### REQUIREMENT
Within the records below, find each line that holds the string "ylabel", then copy it.

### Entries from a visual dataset
--

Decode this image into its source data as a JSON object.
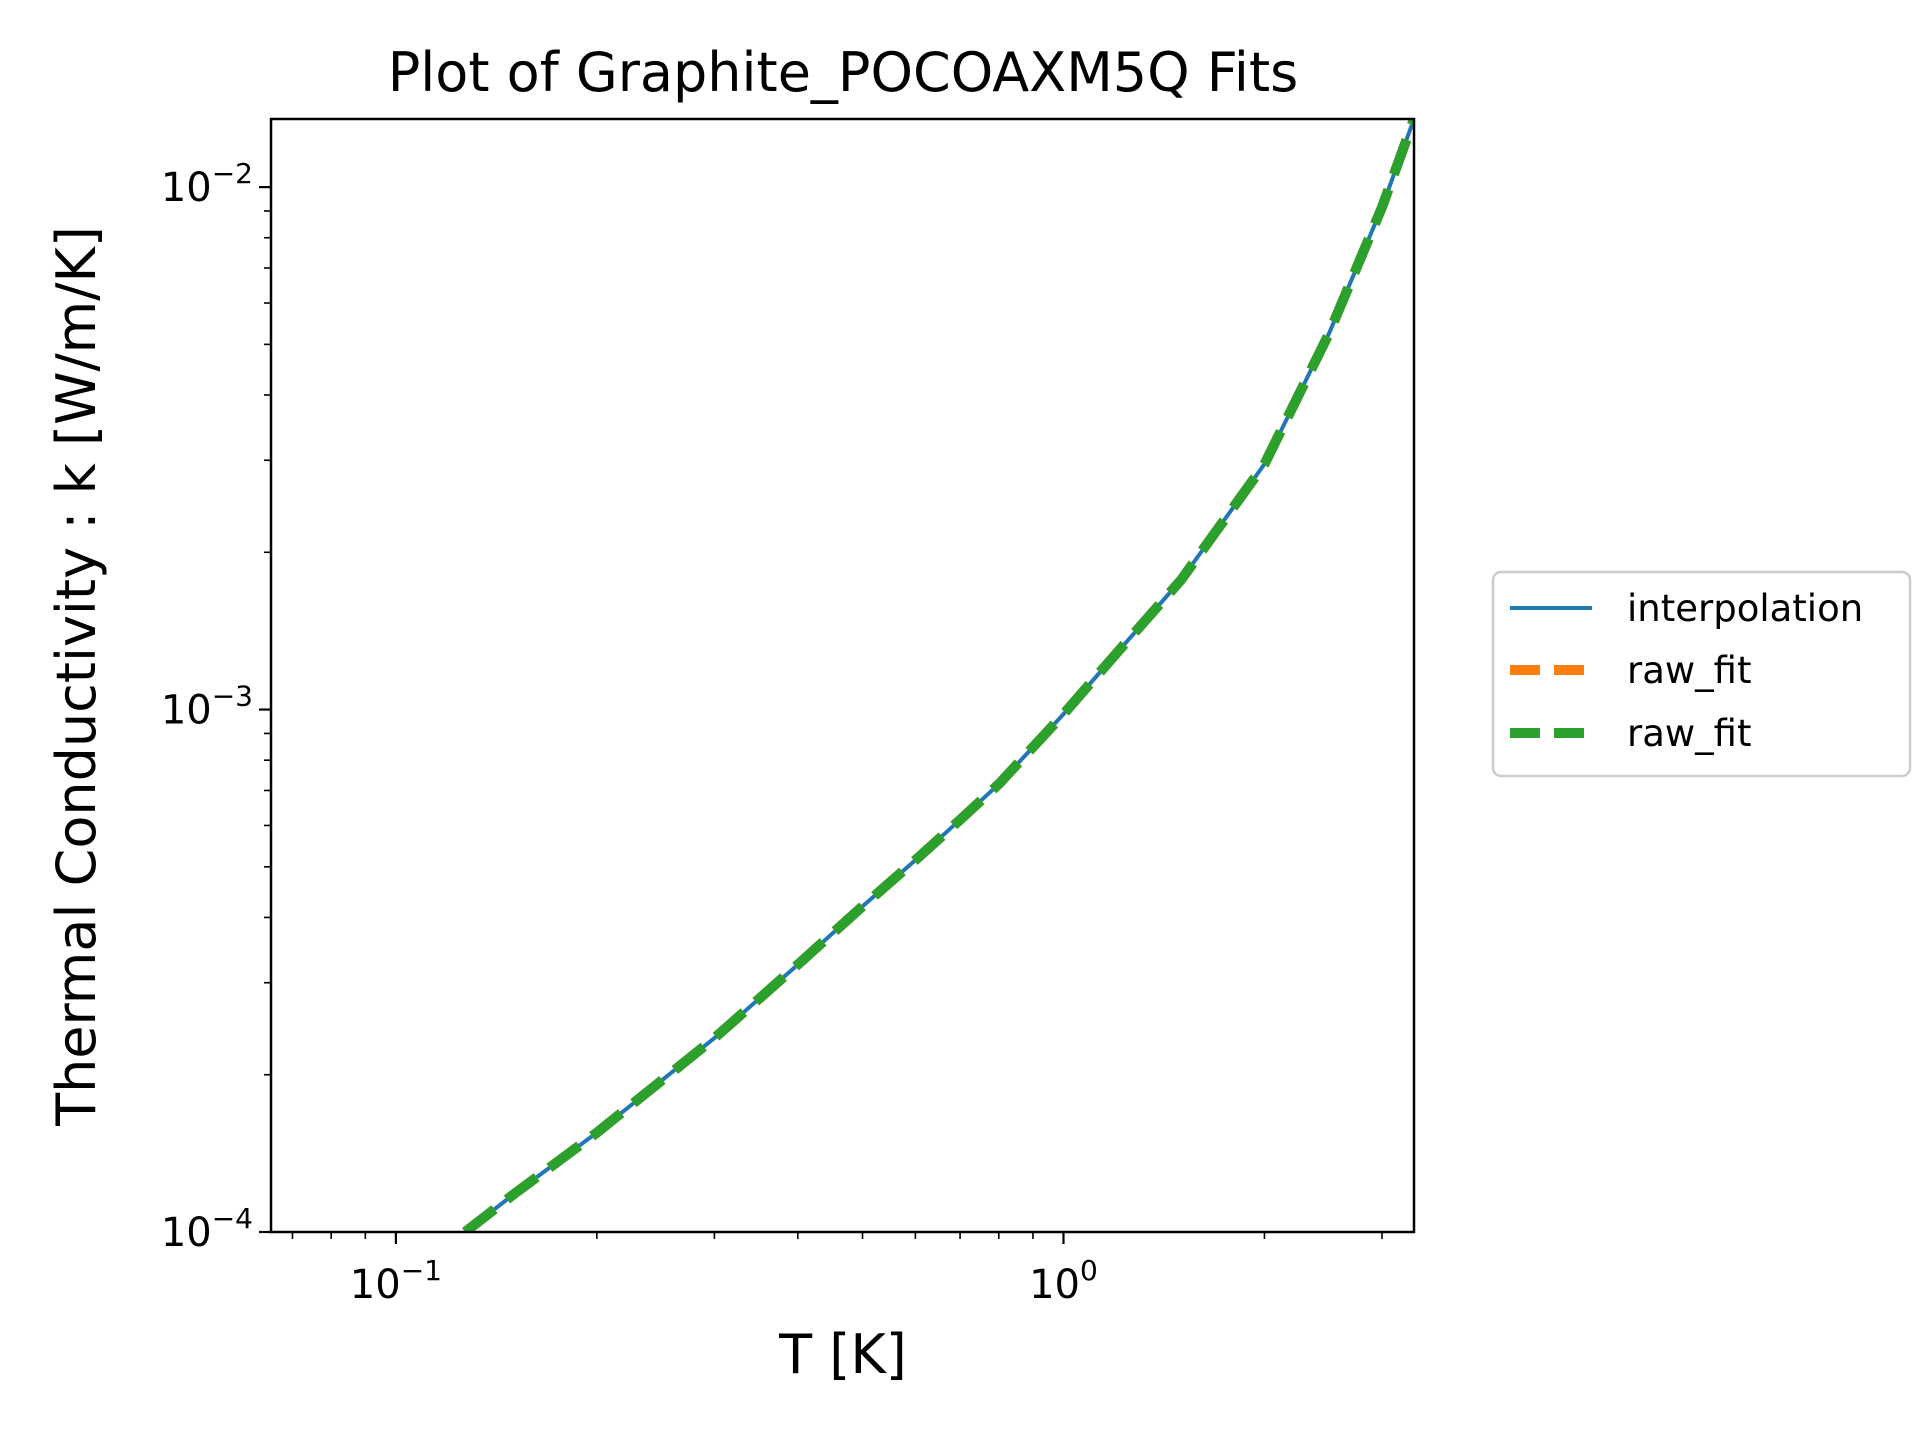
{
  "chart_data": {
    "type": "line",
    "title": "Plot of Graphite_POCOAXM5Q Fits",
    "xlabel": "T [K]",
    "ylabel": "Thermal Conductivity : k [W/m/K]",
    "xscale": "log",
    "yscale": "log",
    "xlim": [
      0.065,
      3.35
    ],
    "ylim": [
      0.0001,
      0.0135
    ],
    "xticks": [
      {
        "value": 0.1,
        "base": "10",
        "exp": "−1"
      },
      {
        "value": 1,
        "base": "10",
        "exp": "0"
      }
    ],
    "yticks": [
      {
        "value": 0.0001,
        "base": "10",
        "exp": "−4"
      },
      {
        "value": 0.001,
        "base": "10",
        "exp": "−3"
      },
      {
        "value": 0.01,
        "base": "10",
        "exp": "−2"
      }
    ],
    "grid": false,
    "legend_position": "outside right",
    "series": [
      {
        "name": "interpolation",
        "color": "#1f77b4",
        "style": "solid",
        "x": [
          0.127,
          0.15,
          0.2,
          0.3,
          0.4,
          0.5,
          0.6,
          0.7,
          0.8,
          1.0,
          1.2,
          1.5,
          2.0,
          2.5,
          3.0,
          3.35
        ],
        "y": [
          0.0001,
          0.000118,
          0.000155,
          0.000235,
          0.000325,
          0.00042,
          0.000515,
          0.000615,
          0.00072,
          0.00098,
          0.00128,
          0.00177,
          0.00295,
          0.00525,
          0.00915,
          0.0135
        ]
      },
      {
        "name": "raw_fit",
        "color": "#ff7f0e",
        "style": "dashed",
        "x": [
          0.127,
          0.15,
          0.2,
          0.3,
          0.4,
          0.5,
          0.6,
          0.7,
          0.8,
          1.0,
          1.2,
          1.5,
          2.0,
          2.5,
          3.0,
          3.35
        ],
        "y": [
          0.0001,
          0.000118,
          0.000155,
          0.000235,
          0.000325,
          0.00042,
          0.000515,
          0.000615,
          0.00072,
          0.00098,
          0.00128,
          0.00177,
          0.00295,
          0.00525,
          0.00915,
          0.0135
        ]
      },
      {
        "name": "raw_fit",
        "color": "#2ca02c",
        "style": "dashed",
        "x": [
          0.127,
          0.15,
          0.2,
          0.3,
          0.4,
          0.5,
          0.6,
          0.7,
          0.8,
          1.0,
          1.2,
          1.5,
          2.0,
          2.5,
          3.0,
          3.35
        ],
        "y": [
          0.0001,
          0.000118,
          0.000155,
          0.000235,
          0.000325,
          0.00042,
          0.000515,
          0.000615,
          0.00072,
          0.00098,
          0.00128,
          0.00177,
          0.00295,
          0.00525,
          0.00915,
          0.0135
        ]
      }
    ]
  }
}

--

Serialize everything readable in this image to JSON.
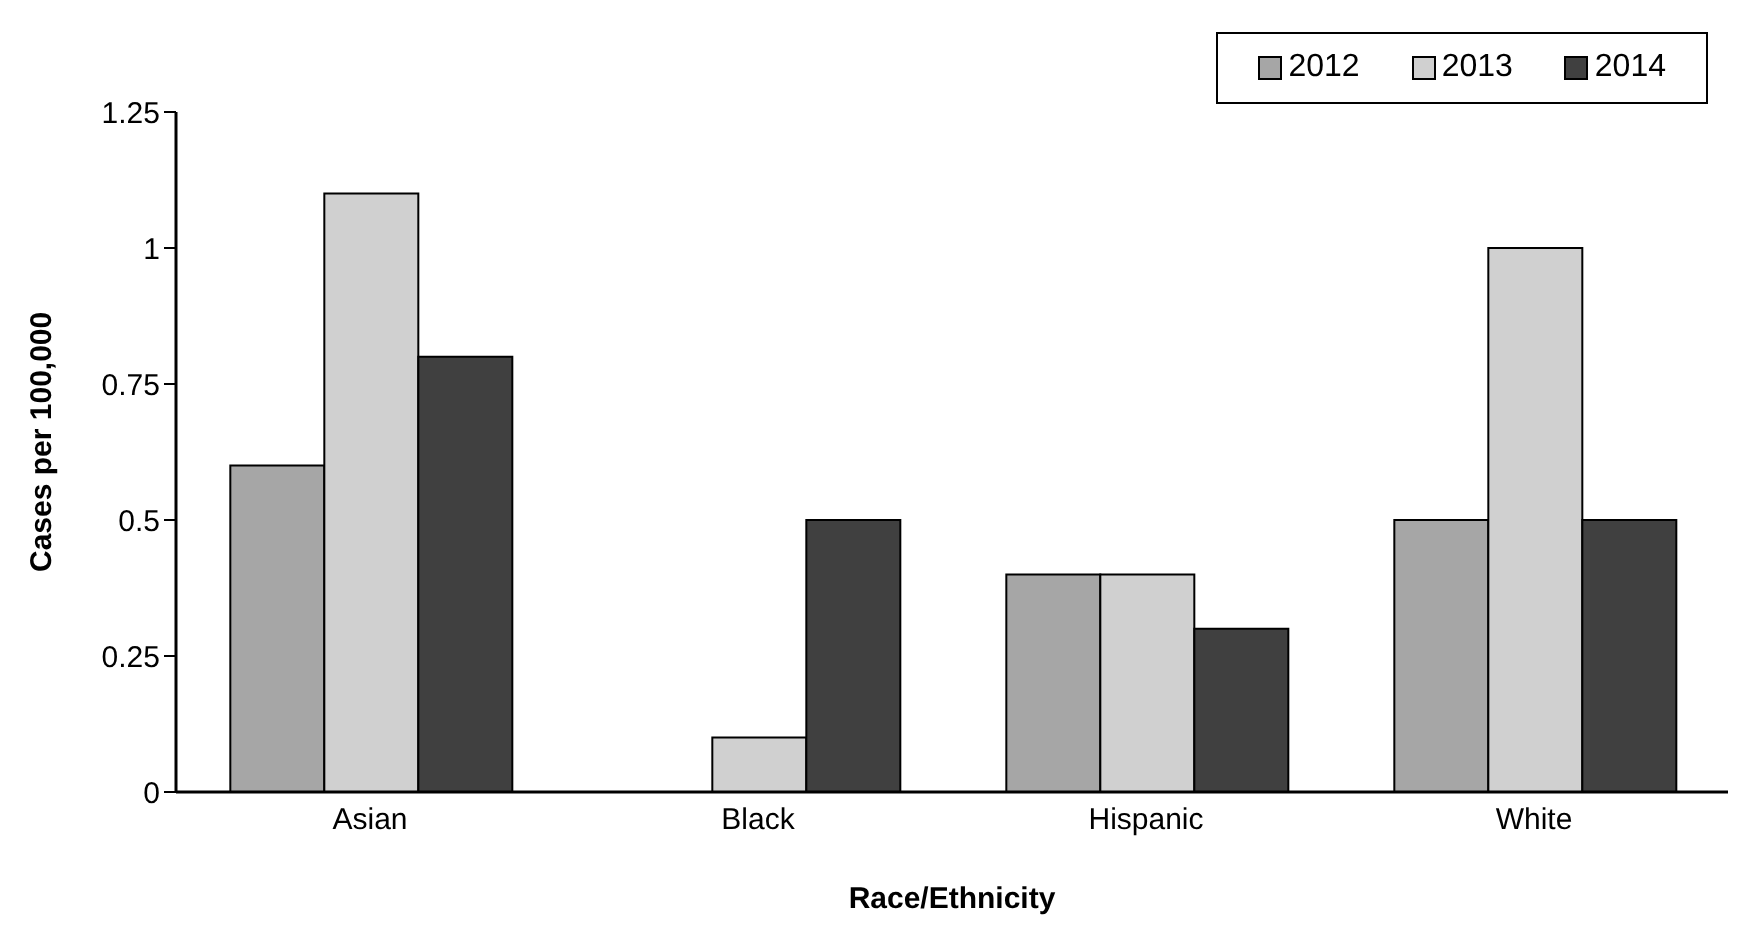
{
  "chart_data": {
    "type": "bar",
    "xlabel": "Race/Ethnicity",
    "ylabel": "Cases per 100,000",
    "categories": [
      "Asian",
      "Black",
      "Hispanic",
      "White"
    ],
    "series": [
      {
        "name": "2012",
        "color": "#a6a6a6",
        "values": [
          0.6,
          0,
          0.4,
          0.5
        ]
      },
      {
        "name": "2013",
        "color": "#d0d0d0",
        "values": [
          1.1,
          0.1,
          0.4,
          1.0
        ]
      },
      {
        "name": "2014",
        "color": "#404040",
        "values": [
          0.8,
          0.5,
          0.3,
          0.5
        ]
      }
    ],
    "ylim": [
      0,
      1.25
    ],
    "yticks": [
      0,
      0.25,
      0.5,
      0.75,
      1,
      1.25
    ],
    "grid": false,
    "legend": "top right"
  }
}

--

### RESULT OF THE TASK
    "ylabel": "Thermal Conductivity : k [W/m/K]",
    "ylabel": "Cases per 100,000",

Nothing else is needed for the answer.